• Your goal: The listing below should be written out exactly; please include all of it.

• Data for this task:
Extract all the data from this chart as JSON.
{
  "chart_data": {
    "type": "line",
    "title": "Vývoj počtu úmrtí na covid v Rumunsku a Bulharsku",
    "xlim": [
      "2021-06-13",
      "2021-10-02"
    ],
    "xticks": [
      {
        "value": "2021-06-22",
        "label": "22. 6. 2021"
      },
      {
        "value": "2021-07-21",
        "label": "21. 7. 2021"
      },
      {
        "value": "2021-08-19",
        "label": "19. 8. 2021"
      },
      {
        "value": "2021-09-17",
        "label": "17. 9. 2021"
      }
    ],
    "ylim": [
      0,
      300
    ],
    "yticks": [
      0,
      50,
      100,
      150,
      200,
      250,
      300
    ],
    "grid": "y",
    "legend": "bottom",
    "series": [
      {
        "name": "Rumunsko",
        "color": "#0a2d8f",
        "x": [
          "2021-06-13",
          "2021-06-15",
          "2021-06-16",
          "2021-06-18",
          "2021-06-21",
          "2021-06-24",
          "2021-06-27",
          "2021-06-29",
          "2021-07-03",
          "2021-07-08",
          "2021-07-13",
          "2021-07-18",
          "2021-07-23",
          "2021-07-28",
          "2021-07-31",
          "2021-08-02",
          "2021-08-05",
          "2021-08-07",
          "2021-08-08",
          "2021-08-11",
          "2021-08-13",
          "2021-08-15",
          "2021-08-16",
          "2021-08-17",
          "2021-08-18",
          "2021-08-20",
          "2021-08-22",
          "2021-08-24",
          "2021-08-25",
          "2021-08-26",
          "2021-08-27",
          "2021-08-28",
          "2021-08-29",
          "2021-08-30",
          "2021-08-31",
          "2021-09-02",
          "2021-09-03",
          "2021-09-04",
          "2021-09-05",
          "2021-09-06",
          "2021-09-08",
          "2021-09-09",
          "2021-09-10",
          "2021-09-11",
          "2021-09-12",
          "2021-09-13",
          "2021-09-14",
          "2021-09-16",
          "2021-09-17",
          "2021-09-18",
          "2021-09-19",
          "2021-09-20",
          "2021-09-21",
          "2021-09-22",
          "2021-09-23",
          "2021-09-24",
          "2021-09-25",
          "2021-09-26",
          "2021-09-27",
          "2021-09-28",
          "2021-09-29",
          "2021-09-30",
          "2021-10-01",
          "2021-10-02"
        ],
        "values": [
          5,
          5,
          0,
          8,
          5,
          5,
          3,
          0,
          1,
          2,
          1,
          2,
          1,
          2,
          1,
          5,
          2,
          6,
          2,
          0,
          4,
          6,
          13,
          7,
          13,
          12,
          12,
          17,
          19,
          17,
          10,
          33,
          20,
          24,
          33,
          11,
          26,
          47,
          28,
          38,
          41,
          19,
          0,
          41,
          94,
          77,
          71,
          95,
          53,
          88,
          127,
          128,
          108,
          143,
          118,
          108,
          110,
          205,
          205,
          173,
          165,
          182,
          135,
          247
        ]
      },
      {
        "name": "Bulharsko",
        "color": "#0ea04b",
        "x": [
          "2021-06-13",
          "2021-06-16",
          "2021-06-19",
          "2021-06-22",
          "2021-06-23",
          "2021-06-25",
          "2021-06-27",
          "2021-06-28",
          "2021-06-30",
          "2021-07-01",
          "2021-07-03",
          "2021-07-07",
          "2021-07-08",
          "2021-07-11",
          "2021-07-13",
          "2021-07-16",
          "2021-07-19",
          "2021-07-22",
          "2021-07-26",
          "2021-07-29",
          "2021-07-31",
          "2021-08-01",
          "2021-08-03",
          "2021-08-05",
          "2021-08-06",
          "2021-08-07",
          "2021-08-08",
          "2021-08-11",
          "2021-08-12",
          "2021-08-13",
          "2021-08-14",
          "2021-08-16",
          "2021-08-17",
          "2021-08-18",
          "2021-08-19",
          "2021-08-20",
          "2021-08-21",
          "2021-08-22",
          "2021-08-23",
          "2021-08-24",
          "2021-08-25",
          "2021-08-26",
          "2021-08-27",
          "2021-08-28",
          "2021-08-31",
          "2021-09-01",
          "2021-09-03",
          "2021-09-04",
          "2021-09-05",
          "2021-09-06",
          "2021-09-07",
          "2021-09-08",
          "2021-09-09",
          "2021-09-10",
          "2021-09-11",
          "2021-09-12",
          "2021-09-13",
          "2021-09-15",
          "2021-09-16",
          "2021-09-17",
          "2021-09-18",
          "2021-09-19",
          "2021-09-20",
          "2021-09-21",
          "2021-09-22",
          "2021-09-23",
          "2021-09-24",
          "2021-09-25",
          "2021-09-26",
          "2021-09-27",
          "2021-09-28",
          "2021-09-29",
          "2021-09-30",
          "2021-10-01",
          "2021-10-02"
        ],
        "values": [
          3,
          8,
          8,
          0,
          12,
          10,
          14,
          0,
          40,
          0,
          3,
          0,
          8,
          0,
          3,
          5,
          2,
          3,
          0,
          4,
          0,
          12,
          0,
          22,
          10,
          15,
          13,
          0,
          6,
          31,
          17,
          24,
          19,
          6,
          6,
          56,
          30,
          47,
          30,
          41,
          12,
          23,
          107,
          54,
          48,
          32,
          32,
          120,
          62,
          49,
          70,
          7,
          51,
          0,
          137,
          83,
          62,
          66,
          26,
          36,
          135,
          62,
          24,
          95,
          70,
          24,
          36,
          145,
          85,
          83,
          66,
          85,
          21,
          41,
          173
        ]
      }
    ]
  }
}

• Result for this task:
Extract all the data from this chart as JSON.
{
  "chart_data": {
    "type": "line",
    "title": "Vývoj počtu úmrtí na covid v Rumunsku a Bulharsku",
    "xlim": [
      "2021-06-13",
      "2021-10-02"
    ],
    "xticks": [
      {
        "value": "2021-06-22",
        "label": "22. 6. 2021"
      },
      {
        "value": "2021-07-21",
        "label": "21. 7. 2021"
      },
      {
        "value": "2021-08-19",
        "label": "19. 8. 2021"
      },
      {
        "value": "2021-09-17",
        "label": "17. 9. 2021"
      }
    ],
    "ylim": [
      0,
      300
    ],
    "yticks": [
      0,
      50,
      100,
      150,
      200,
      250,
      300
    ],
    "grid": "y",
    "legend": "bottom",
    "series": [
      {
        "name": "Rumunsko",
        "color": "#0a2d8f",
        "x": [
          "2021-06-13",
          "2021-06-15",
          "2021-06-16",
          "2021-06-18",
          "2021-06-21",
          "2021-06-24",
          "2021-06-27",
          "2021-06-29",
          "2021-07-03",
          "2021-07-08",
          "2021-07-13",
          "2021-07-18",
          "2021-07-23",
          "2021-07-28",
          "2021-07-31",
          "2021-08-02",
          "2021-08-05",
          "2021-08-07",
          "2021-08-08",
          "2021-08-11",
          "2021-08-13",
          "2021-08-15",
          "2021-08-16",
          "2021-08-17",
          "2021-08-18",
          "2021-08-20",
          "2021-08-22",
          "2021-08-24",
          "2021-08-25",
          "2021-08-26",
          "2021-08-27",
          "2021-08-28",
          "2021-08-29",
          "2021-08-30",
          "2021-08-31",
          "2021-09-02",
          "2021-09-03",
          "2021-09-04",
          "2021-09-05",
          "2021-09-06",
          "2021-09-08",
          "2021-09-09",
          "2021-09-10",
          "2021-09-11",
          "2021-09-12",
          "2021-09-13",
          "2021-09-14",
          "2021-09-16",
          "2021-09-17",
          "2021-09-18",
          "2021-09-19",
          "2021-09-20",
          "2021-09-21",
          "2021-09-22",
          "2021-09-23",
          "2021-09-24",
          "2021-09-25",
          "2021-09-26",
          "2021-09-27",
          "2021-09-28",
          "2021-09-29",
          "2021-09-30",
          "2021-10-01",
          "2021-10-02"
        ],
        "values": [
          5,
          5,
          0,
          8,
          5,
          5,
          3,
          0,
          1,
          2,
          1,
          2,
          1,
          2,
          1,
          5,
          2,
          6,
          2,
          0,
          4,
          6,
          13,
          7,
          13,
          12,
          12,
          17,
          19,
          17,
          10,
          33,
          20,
          24,
          33,
          11,
          26,
          47,
          28,
          38,
          41,
          19,
          0,
          41,
          94,
          77,
          71,
          95,
          53,
          88,
          127,
          128,
          108,
          143,
          118,
          108,
          110,
          205,
          205,
          173,
          165,
          182,
          135,
          247
        ]
      },
      {
        "name": "Bulharsko",
        "color": "#0ea04b",
        "x": [
          "2021-06-13",
          "2021-06-16",
          "2021-06-19",
          "2021-06-22",
          "2021-06-23",
          "2021-06-25",
          "2021-06-27",
          "2021-06-28",
          "2021-06-30",
          "2021-07-01",
          "2021-07-03",
          "2021-07-07",
          "2021-07-08",
          "2021-07-11",
          "2021-07-13",
          "2021-07-16",
          "2021-07-19",
          "2021-07-22",
          "2021-07-26",
          "2021-07-29",
          "2021-07-31",
          "2021-08-01",
          "2021-08-03",
          "2021-08-05",
          "2021-08-06",
          "2021-08-07",
          "2021-08-08",
          "2021-08-11",
          "2021-08-12",
          "2021-08-13",
          "2021-08-14",
          "2021-08-16",
          "2021-08-17",
          "2021-08-18",
          "2021-08-19",
          "2021-08-20",
          "2021-08-21",
          "2021-08-22",
          "2021-08-23",
          "2021-08-24",
          "2021-08-25",
          "2021-08-26",
          "2021-08-27",
          "2021-08-28",
          "2021-08-31",
          "2021-09-01",
          "2021-09-03",
          "2021-09-04",
          "2021-09-05",
          "2021-09-06",
          "2021-09-07",
          "2021-09-08",
          "2021-09-09",
          "2021-09-10",
          "2021-09-11",
          "2021-09-12",
          "2021-09-13",
          "2021-09-15",
          "2021-09-16",
          "2021-09-17",
          "2021-09-18",
          "2021-09-19",
          "2021-09-20",
          "2021-09-21",
          "2021-09-22",
          "2021-09-23",
          "2021-09-24",
          "2021-09-25",
          "2021-09-26",
          "2021-09-27",
          "2021-09-28",
          "2021-09-29",
          "2021-09-30",
          "2021-10-01",
          "2021-10-02"
        ],
        "values": [
          3,
          8,
          8,
          0,
          12,
          10,
          14,
          0,
          40,
          0,
          3,
          0,
          8,
          0,
          3,
          5,
          2,
          3,
          0,
          4,
          0,
          12,
          0,
          22,
          10,
          15,
          13,
          0,
          6,
          31,
          17,
          24,
          19,
          6,
          6,
          56,
          30,
          47,
          30,
          41,
          12,
          23,
          107,
          54,
          48,
          32,
          32,
          120,
          62,
          49,
          70,
          7,
          51,
          0,
          137,
          83,
          62,
          66,
          26,
          36,
          135,
          62,
          24,
          95,
          70,
          24,
          36,
          145,
          85,
          83,
          66,
          85,
          21,
          41,
          173
        ]
      }
    ]
  }
}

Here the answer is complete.